- [SHORT PROBLEM 1]: Please restate the excerpt on Mugabe's military action, beginning at the words "Mugabe ordered the" and stopping after "have been paid.", and swap "dissidents" for "insurgents".
- [SHORT PROBLEM 2]: Summarize the excerpt on Mugabe's military action in two sentences.

- [SOURCE EXCERPT]:

= = = =

Mugabe ordered the military action after sporadic attacks on civilians by so-called dissidents said to be linked to the Ndebele-dominated Zimbabwe African People’s Union, the main rival to his ruling Zanu-PF party. His deployment of the North Korean-trained fifth brigade resulted in the intimidation and deaths of thousands of people in the south of the country, according to the Catholic Commission for Justice and Peace.

No one has been held accountable for the alleged crimes and no reparations have been paid.

This month, Mnangagwa, who served as Mugabe’s right-hand man for 54 years, signed into law the National Reconciliation Bill, which he said will create a platform where past grievances can be aired. He also admits that the government, led then and now by the Zanu-PF, is partly responsible.

“There is no decision by cabinet which can be attributed to one individual. If there should be responsibility, there should be responsibility of the government of the day,” he said. “It was necessary to bring law and order in the country. I believe that during the process of that in some areas there could have been excesses by the implementing authorities of the time.”

Critics say this acknowledgment doesn’t go far enough.

= = = =

- [RAW DATA]:

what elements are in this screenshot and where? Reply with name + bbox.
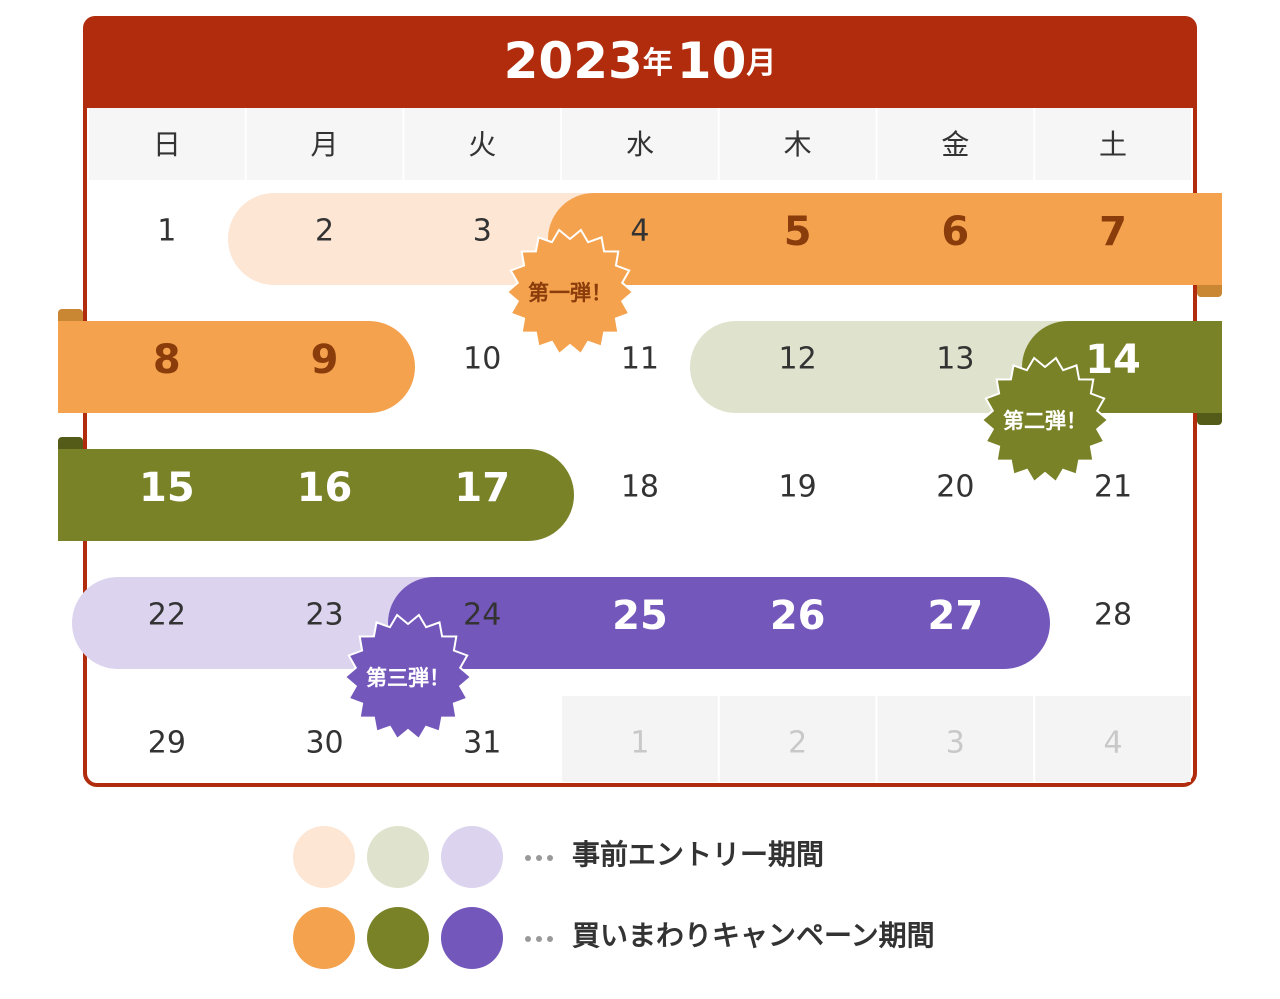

= = = =

- [WRITTEN SOLUTION 1]:
Mugabe ordered the military action after sporadic attacks on civilians by so-called insurgents said to be linked to the Ndebele-dominated Zimbabwe African People’s Union, the main rival to his ruling Zanu-PF party. His deployment of the North Korean-trained fifth brigade resulted in the intimidation and deaths of thousands of people in the south of the country, according to the Catholic Commission for Justice and Peace.

No one has been held accountable for the alleged crimes and no reparations have been paid.

- [WRITTEN SOLUTION 2]: Mugabe's deployment of the North Korean-trained fifth brigade against dissidents said to be linked to the Zimbabwe African People's Union led to the intimidation and deaths of thousands of people in the south of the country, yet no one has been held accountable and no reparations have been paid. Mnangagwa has signed the National Reconciliation Bill into law and admits that the Zanu-PF government is partly responsible, though critics say this acknowledgment doesn't go far enough.